**Directive:** Note each line where "this" appears, and copy it.

**Given data:**
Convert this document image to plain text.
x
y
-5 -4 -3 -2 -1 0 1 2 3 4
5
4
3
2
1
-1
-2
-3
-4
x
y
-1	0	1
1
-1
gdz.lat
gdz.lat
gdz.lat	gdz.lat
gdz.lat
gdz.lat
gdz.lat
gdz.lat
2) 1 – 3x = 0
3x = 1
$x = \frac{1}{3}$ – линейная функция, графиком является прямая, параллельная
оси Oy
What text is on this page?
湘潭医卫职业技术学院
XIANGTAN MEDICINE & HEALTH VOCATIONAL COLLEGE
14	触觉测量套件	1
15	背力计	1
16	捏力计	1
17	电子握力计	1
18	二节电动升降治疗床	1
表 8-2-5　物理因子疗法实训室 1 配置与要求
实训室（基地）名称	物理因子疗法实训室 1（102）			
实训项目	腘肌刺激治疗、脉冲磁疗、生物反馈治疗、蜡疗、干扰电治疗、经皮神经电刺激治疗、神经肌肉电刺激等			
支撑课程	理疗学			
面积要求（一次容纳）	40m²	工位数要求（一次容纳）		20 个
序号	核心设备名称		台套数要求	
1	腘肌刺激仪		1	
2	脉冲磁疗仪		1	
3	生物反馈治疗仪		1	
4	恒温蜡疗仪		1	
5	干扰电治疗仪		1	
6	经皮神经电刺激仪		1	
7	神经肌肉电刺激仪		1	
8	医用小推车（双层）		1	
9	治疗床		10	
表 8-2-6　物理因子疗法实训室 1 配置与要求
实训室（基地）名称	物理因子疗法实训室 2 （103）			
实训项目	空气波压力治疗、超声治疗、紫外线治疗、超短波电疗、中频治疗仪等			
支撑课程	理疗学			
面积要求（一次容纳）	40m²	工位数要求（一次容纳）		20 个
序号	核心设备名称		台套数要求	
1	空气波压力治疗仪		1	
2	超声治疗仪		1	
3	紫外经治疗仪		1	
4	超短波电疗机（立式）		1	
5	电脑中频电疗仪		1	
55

* * *

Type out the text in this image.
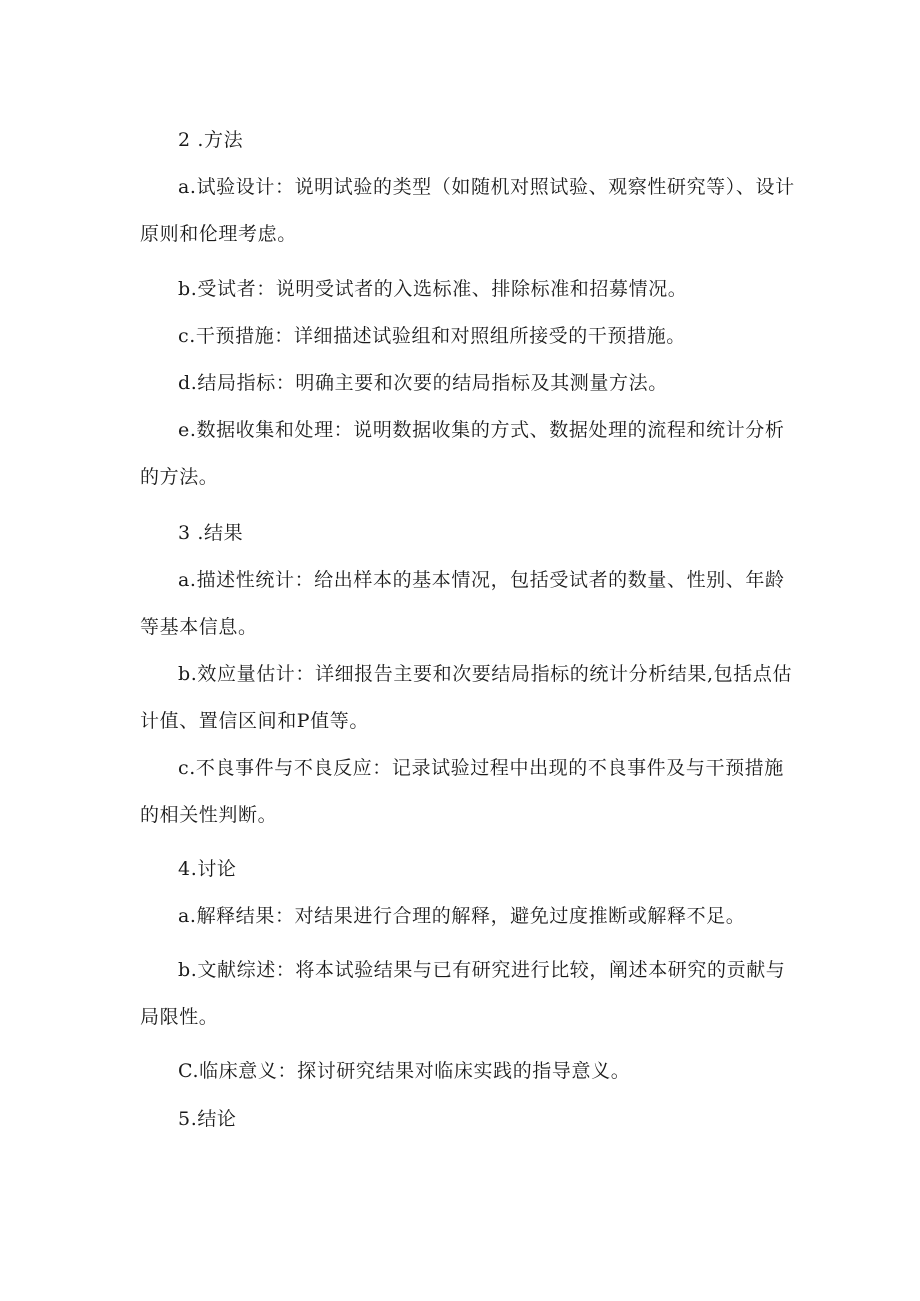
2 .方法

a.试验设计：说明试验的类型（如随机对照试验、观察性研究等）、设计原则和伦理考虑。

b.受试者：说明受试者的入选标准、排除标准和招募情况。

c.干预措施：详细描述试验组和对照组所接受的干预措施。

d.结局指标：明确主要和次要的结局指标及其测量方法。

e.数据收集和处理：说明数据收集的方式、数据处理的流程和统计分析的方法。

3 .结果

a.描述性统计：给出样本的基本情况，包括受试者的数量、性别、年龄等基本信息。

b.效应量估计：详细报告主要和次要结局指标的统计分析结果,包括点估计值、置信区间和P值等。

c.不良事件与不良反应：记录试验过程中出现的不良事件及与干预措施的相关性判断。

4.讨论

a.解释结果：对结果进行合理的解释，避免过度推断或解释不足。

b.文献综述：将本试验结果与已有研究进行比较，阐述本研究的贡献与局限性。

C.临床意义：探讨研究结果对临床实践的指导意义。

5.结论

**Complete response:**
Convert this document image to plain text.
What text is on this page?
Type out the text in this image.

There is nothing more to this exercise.